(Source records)
- - -

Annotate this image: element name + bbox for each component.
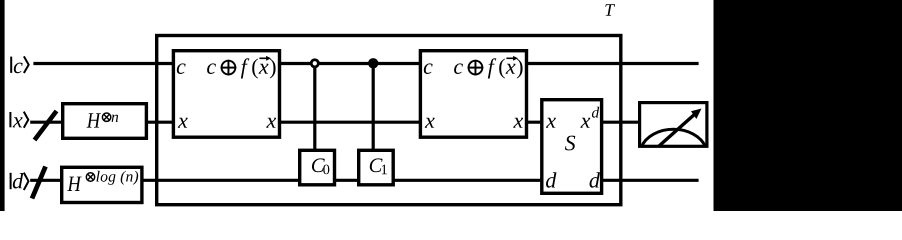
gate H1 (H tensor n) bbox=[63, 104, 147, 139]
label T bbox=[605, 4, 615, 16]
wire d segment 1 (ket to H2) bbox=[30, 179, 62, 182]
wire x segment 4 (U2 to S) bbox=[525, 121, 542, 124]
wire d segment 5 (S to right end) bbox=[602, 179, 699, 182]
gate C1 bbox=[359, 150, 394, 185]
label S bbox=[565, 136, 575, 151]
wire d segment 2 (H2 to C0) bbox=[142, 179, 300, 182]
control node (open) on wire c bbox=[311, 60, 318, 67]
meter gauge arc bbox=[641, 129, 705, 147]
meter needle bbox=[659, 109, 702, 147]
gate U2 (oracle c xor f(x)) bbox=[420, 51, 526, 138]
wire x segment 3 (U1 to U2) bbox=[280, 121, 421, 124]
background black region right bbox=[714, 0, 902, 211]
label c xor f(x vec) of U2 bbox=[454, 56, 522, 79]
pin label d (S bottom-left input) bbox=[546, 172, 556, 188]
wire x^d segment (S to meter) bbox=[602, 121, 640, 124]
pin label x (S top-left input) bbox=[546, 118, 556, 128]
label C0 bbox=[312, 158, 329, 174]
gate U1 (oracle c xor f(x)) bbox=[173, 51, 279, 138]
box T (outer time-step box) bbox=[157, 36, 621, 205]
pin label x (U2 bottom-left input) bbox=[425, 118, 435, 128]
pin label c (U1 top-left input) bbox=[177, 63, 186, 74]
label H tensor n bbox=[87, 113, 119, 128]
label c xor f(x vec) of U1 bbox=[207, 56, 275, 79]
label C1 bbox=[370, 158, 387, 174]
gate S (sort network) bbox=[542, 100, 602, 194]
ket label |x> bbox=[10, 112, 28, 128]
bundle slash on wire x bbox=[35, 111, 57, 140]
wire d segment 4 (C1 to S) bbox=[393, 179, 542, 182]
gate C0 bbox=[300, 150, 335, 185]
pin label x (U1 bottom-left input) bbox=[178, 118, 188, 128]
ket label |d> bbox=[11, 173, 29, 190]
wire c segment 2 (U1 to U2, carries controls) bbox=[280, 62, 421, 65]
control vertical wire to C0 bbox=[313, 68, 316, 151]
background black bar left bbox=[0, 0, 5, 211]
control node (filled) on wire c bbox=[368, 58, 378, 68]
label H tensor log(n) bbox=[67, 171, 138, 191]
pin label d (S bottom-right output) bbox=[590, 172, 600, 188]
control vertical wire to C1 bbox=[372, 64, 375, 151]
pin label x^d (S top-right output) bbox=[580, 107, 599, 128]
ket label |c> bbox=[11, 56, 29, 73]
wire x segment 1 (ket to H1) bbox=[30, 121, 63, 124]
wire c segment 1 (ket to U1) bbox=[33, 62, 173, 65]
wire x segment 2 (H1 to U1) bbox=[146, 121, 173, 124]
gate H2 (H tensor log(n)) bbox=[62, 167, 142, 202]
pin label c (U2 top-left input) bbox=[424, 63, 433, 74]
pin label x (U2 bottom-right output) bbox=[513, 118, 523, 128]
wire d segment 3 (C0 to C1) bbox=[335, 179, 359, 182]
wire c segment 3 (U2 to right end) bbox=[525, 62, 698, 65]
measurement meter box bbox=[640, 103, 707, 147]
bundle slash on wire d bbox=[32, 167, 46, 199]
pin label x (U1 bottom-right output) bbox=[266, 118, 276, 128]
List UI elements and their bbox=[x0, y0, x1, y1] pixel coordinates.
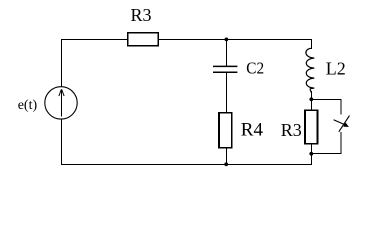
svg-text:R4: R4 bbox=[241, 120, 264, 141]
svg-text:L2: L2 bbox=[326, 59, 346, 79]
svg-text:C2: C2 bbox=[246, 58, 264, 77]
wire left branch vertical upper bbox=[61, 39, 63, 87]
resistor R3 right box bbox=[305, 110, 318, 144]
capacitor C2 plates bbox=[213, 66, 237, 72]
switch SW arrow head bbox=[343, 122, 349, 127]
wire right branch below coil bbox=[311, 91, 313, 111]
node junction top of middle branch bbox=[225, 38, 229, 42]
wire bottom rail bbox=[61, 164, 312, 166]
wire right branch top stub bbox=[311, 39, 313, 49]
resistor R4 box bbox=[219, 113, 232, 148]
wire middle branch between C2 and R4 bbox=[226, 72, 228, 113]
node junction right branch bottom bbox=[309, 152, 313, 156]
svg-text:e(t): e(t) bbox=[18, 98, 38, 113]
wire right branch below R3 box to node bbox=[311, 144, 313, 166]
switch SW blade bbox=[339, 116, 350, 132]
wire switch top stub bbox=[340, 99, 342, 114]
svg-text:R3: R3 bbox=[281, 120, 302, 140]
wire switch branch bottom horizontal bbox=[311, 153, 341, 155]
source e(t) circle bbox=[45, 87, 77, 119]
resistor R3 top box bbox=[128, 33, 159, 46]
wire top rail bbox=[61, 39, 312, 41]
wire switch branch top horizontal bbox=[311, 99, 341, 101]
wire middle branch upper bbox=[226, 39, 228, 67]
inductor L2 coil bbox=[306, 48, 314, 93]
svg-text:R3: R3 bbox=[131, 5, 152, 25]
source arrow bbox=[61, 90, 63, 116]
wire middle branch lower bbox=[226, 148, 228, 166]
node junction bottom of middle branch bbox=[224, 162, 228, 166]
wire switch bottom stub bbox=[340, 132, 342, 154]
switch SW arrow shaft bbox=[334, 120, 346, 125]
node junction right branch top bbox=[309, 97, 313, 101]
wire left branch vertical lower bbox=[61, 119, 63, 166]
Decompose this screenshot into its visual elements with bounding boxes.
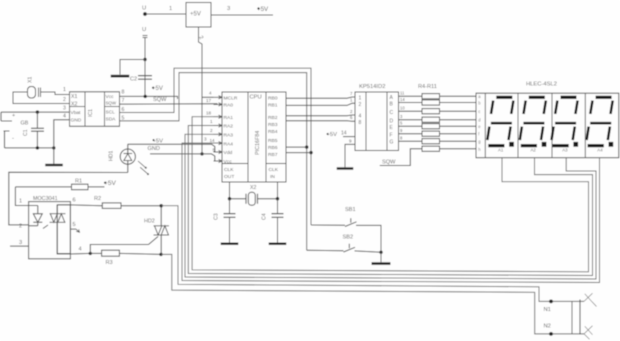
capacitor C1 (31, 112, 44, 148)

- - -

Exercise brief: Reproduce the lines of the material from the line containing "svg-text:R4: R4 bbox=[241, 120, 264, 141]" through the last line of the material, including both ends. Omit the pictures from your answer.

Answer to the problem:
svg-text:R4: R4 bbox=[241, 120, 264, 141]
svg-text:L2: L2 bbox=[326, 59, 346, 79]
svg-text:C2: C2 bbox=[246, 58, 264, 77]
wire left branch vertical upper bbox=[61, 39, 63, 87]
resistor R3 right box bbox=[305, 110, 318, 144]
capacitor C2 plates bbox=[213, 66, 237, 72]
switch SW arrow head bbox=[343, 122, 349, 127]
wire right branch below coil bbox=[311, 91, 313, 111]
node junction top of middle branch bbox=[225, 38, 229, 42]
wire bottom rail bbox=[61, 164, 312, 166]
wire right branch top stub bbox=[311, 39, 313, 49]
resistor R4 box bbox=[219, 113, 232, 148]
wire middle branch between C2 and R4 bbox=[226, 72, 228, 113]
node junction right branch bottom bbox=[309, 152, 313, 156]
svg-text:e(t): e(t) bbox=[18, 98, 38, 113]
wire right branch below R3 box to node bbox=[311, 144, 313, 166]
switch SW blade bbox=[339, 116, 350, 132]
wire switch top stub bbox=[340, 99, 342, 114]
svg-text:R3: R3 bbox=[281, 120, 302, 140]
wire switch branch bottom horizontal bbox=[311, 153, 341, 155]
source e(t) circle bbox=[45, 87, 77, 119]
resistor R3 top box bbox=[128, 33, 159, 46]
wire top rail bbox=[61, 39, 312, 41]
wire switch branch top horizontal bbox=[311, 99, 341, 101]
wire middle branch upper bbox=[226, 39, 228, 67]
inductor L2 coil bbox=[306, 48, 314, 93]
svg-text:R3: R3 bbox=[131, 5, 152, 25]
source arrow bbox=[61, 90, 63, 116]
wire middle branch lower bbox=[226, 148, 228, 166]
node junction bottom of middle branch bbox=[224, 162, 228, 166]
wire switch bottom stub bbox=[340, 132, 342, 154]
switch SW arrow shaft bbox=[334, 120, 346, 125]
node junction right branch top bbox=[309, 97, 313, 101]
wire left branch vertical lower bbox=[61, 119, 63, 166]
Decompose this screenshot into its visual elements with bounding boxes.
capacitor C1 (31, 112, 44, 148)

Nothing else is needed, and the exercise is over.